▶ [Stated exercise]: Leaving out the pictures, please retype each record exactly.

════════

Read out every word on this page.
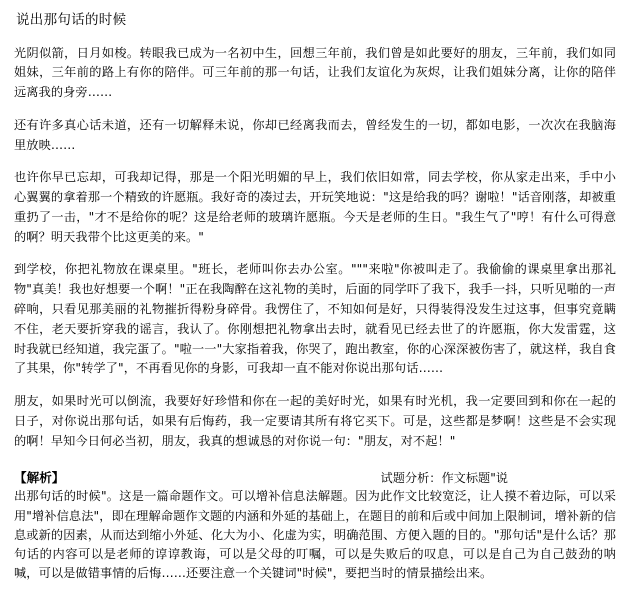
说出那句话的时候

光阴似箭，日月如梭。转眼我已成为一名初中生，回想三年前，我们曾是如此要好的朋友，三年前，我们如同姐妹，三年前的路上有你的陪伴。可三年前的那一句话，让我们友谊化为灰烬，让我们姐妹分离，让你的陪伴远离我的身旁……

还有许多真心话未道，还有一切解释未说，你却已经离我而去，曾经发生的一切，都如电影，一次次在我脑海里放映……

也许你早已忘却，可我却记得，那是一个阳光明媚的早上，我们依旧如常，同去学校，你从家走出来，手中小心翼翼的拿着那一个精致的许愿瓶。我好奇的凑过去，开玩笑地说："这是给我的吗？谢啦！"话音刚落，却被重重扔了一击，"才不是给你的呢？这是给老师的玻璃许愿瓶。今天是老师的生日。"我生气了"哼！有什么可得意的啊？明天我带个比这更美的来。"

到学校，你把礼物放在课桌里。"班长，老师叫你去办公室。"""来啦"你被叫走了。我偷偷的课桌里拿出那礼物"真美！我也好想要一个啊！"正在我陶醉在这礼物的美时，后面的同学吓了我下，我手一抖，只听见啪的一声碎响，只看见那美丽的礼物摧折得粉身碎骨。我愣住了，不知如何是好，只得装得没发生过这事，但事究竟瞒不住，老天要折穿我的谣言，我认了。你刚想把礼物拿出去时，就看见已经去世了的许愿瓶，你大发雷霆，这时我就已经知道，我完蛋了。"啦一一"大家指着我，你哭了，跑出教室，你的心深深被伤害了，就这样，我自食了其果，你"转学了"，不再看见你的身影，可我却一直不能对你说出那句话……

朋友，如果时光可以倒流，我要好好珍惜和你在一起的美好时光，如果有时光机，我一定要回到和你在一起的日子，对你说出那句话，如果有后悔药，我一定要请其所有将它买下。可是，这些都是梦啊！这些是不会实现的啊！早知今日何必当初，朋友，我真的想诚恳的对你说一句："朋友，对不起！"

【解析】	试题分析：作文标题"说
出那句话的时候"。这是一篇命题作文。可以增补信息法解题。因为此作文比较宽泛，让人摸不着边际，可以采用"增补信息法"，即在理解命题作文题的内涵和外延的基础上，在题目的前和后或中间加上限制词，增补新的信息或新的因素，从而达到缩小外延、化大为小、化虚为实，明确范围、方便入题的目的。"那句话"是什么话？那句话的内容可以是老师的谆谆教诲，可以是父母的叮嘱，可以是失败后的叹息，可以是自己为自己鼓劲的呐喊，可以是做错事情的后悔……还要注意一个关键词"时候"，要把当时的情景描绘出来。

════════

▶ [Response to the task]:
Read out every word on this page.
说出那句话的时候

光阴似箭，日月如梭。转眼我已成为一名初中生，回想三年前，我们曾是如此要好的朋友，三年前，我们如同姐妹，三年前的路上有你的陪伴。可三年前的那一句话，让我们友谊化为灰烬，让我们姐妹分离，让你的陪伴远离我的身旁……

还有许多真心话未道，还有一切解释未说，你却已经离我而去，曾经发生的一切，都如电影，一次次在我脑海里放映……

也许你早已忘却，可我却记得，那是一个阳光明媚的早上，我们依旧如常，同去学校，你从家走出来，手中小心翼翼的拿着那一个精致的许愿瓶。我好奇的凑过去，开玩笑地说："这是给我的吗？谢啦！"话音刚落，却被重重扔了一击，"才不是给你的呢？这是给老师的玻璃许愿瓶。今天是老师的生日。"我生气了"哼！有什么可得意的啊？明天我带个比这更美的来。"

到学校，你把礼物放在课桌里。"班长，老师叫你去办公室。"""来啦"你被叫走了。我偷偷的课桌里拿出那礼物"真美！我也好想要一个啊！"正在我陶醉在这礼物的美时，后面的同学吓了我下，我手一抖，只听见啪的一声碎响，只看见那美丽的礼物摧折得粉身碎骨。我愣住了，不知如何是好，只得装得没发生过这事，但事究竟瞒不住，老天要折穿我的谣言，我认了。你刚想把礼物拿出去时，就看见已经去世了的许愿瓶，你大发雷霆，这时我就已经知道，我完蛋了。"啦一一"大家指着我，你哭了，跑出教室，你的心深深被伤害了，就这样，我自食了其果，你"转学了"，不再看见你的身影，可我却一直不能对你说出那句话……

朋友，如果时光可以倒流，我要好好珍惜和你在一起的美好时光，如果有时光机，我一定要回到和你在一起的日子，对你说出那句话，如果有后悔药，我一定要请其所有将它买下。可是，这些都是梦啊！这些是不会实现的啊！早知今日何必当初，朋友，我真的想诚恳的对你说一句："朋友，对不起！"

【解析】	试题分析：作文标题"说
出那句话的时候"。这是一篇命题作文。可以增补信息法解题。因为此作文比较宽泛，让人摸不着边际，可以采用"增补信息法"，即在理解命题作文题的内涵和外延的基础上，在题目的前和后或中间加上限制词，增补新的信息或新的因素，从而达到缩小外延、化大为小、化虚为实，明确范围、方便入题的目的。"那句话"是什么话？那句话的内容可以是老师的谆谆教诲，可以是父母的叮嘱，可以是失败后的叹息，可以是自己为自己鼓劲的呐喊，可以是做错事情的后悔……还要注意一个关键词"时候"，要把当时的情景描绘出来。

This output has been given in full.